# EXERCISE AIM
Reproduce every line in the listing that contains the word "title".

(Data entries for graphics)
- - - - - - -

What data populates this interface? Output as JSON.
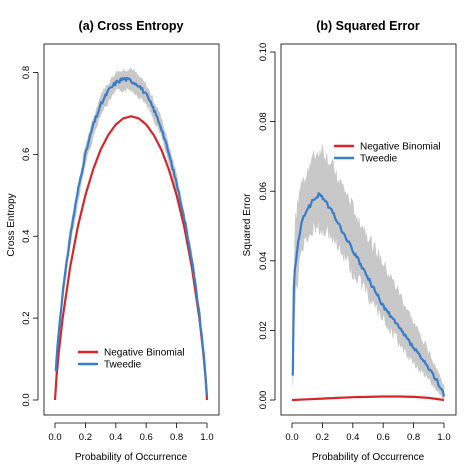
{
  "chart_data": [
    {
      "type": "line",
      "title": "(a) Cross Entropy",
      "xlabel": "Probability of Occurrence",
      "ylabel": "Cross Entropy",
      "xlim": [
        0.0,
        1.0
      ],
      "ylim": [
        0.0,
        0.85
      ],
      "xticks": [
        "0.0",
        "0.2",
        "0.4",
        "0.6",
        "0.8",
        "1.0"
      ],
      "yticks": [
        "0.0",
        "0.2",
        "0.4",
        "0.6",
        "0.8"
      ],
      "legend_position": "bottom-center",
      "series": [
        {
          "name": "Negative Binomial",
          "color": "#d62728",
          "x": [
            0.0,
            0.01,
            0.025,
            0.05,
            0.1,
            0.15,
            0.2,
            0.25,
            0.3,
            0.35,
            0.4,
            0.45,
            0.5,
            0.55,
            0.6,
            0.65,
            0.7,
            0.75,
            0.8,
            0.85,
            0.9,
            0.95,
            0.975,
            0.99,
            1.0
          ],
          "values": [
            0.0,
            0.056,
            0.117,
            0.199,
            0.325,
            0.423,
            0.5,
            0.562,
            0.611,
            0.647,
            0.673,
            0.688,
            0.693,
            0.688,
            0.673,
            0.647,
            0.611,
            0.562,
            0.5,
            0.423,
            0.325,
            0.199,
            0.117,
            0.056,
            0.0
          ]
        },
        {
          "name": "Tweedie",
          "color": "#3a7dc9",
          "x": [
            0.005,
            0.01,
            0.025,
            0.05,
            0.1,
            0.15,
            0.2,
            0.25,
            0.3,
            0.35,
            0.4,
            0.45,
            0.5,
            0.55,
            0.6,
            0.65,
            0.7,
            0.75,
            0.8,
            0.85,
            0.9,
            0.95,
            0.975,
            0.99,
            1.0
          ],
          "values": [
            0.07,
            0.1,
            0.17,
            0.26,
            0.4,
            0.51,
            0.6,
            0.67,
            0.72,
            0.755,
            0.775,
            0.785,
            0.78,
            0.77,
            0.745,
            0.71,
            0.665,
            0.6,
            0.53,
            0.445,
            0.345,
            0.21,
            0.125,
            0.06,
            0.01
          ]
        }
      ],
      "band": {
        "color": "#c8c8c8",
        "x": [
          0.005,
          0.05,
          0.1,
          0.2,
          0.3,
          0.4,
          0.5,
          0.6,
          0.7,
          0.8,
          0.9,
          0.95,
          1.0
        ],
        "lower": [
          0.06,
          0.24,
          0.38,
          0.58,
          0.7,
          0.755,
          0.76,
          0.725,
          0.645,
          0.51,
          0.33,
          0.2,
          0.005
        ],
        "upper": [
          0.085,
          0.28,
          0.42,
          0.62,
          0.745,
          0.8,
          0.81,
          0.77,
          0.69,
          0.55,
          0.36,
          0.22,
          0.015
        ]
      }
    },
    {
      "type": "line",
      "title": "(b) Squared Error",
      "xlabel": "Probability of Occurrence",
      "ylabel": "Squared Error",
      "xlim": [
        0.0,
        1.0
      ],
      "ylim": [
        0.0,
        0.1
      ],
      "xticks": [
        "0.0",
        "0.2",
        "0.4",
        "0.6",
        "0.8",
        "1.0"
      ],
      "yticks": [
        "0.00",
        "0.02",
        "0.04",
        "0.06",
        "0.08",
        "0.10"
      ],
      "legend_position": "top-right",
      "series": [
        {
          "name": "Negative Binomial",
          "color": "#d62728",
          "x": [
            0.0,
            0.1,
            0.2,
            0.3,
            0.4,
            0.5,
            0.6,
            0.7,
            0.8,
            0.9,
            1.0
          ],
          "values": [
            0.0,
            0.0002,
            0.0004,
            0.0006,
            0.0008,
            0.0009,
            0.001,
            0.001,
            0.0009,
            0.0006,
            0.0
          ]
        },
        {
          "name": "Tweedie",
          "color": "#3a7dc9",
          "x": [
            0.005,
            0.01,
            0.02,
            0.04,
            0.06,
            0.08,
            0.1,
            0.12,
            0.15,
            0.18,
            0.2,
            0.22,
            0.25,
            0.28,
            0.3,
            0.35,
            0.4,
            0.45,
            0.5,
            0.55,
            0.6,
            0.65,
            0.7,
            0.75,
            0.8,
            0.85,
            0.9,
            0.93,
            0.95,
            0.97,
            0.99,
            1.0
          ],
          "values": [
            0.007,
            0.03,
            0.038,
            0.045,
            0.05,
            0.053,
            0.055,
            0.056,
            0.058,
            0.059,
            0.0585,
            0.057,
            0.055,
            0.053,
            0.051,
            0.047,
            0.043,
            0.039,
            0.035,
            0.031,
            0.027,
            0.024,
            0.021,
            0.018,
            0.015,
            0.012,
            0.009,
            0.007,
            0.006,
            0.004,
            0.003,
            0.001
          ]
        }
      ],
      "band": {
        "color": "#c8c8c8",
        "x": [
          0.005,
          0.02,
          0.05,
          0.1,
          0.15,
          0.2,
          0.25,
          0.3,
          0.4,
          0.5,
          0.6,
          0.7,
          0.8,
          0.9,
          0.95,
          1.0
        ],
        "lower": [
          0.004,
          0.028,
          0.04,
          0.047,
          0.05,
          0.05,
          0.048,
          0.045,
          0.037,
          0.03,
          0.023,
          0.017,
          0.011,
          0.006,
          0.003,
          0.0
        ],
        "upper": [
          0.012,
          0.05,
          0.06,
          0.066,
          0.07,
          0.072,
          0.068,
          0.064,
          0.055,
          0.047,
          0.039,
          0.031,
          0.022,
          0.014,
          0.009,
          0.004
        ]
      }
    }
  ]
}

- - - - - - -

# SOLUTION FOR THIS PROBLEM
      "title": "(a) Cross Entropy",
      "title": "(b) Squared Error",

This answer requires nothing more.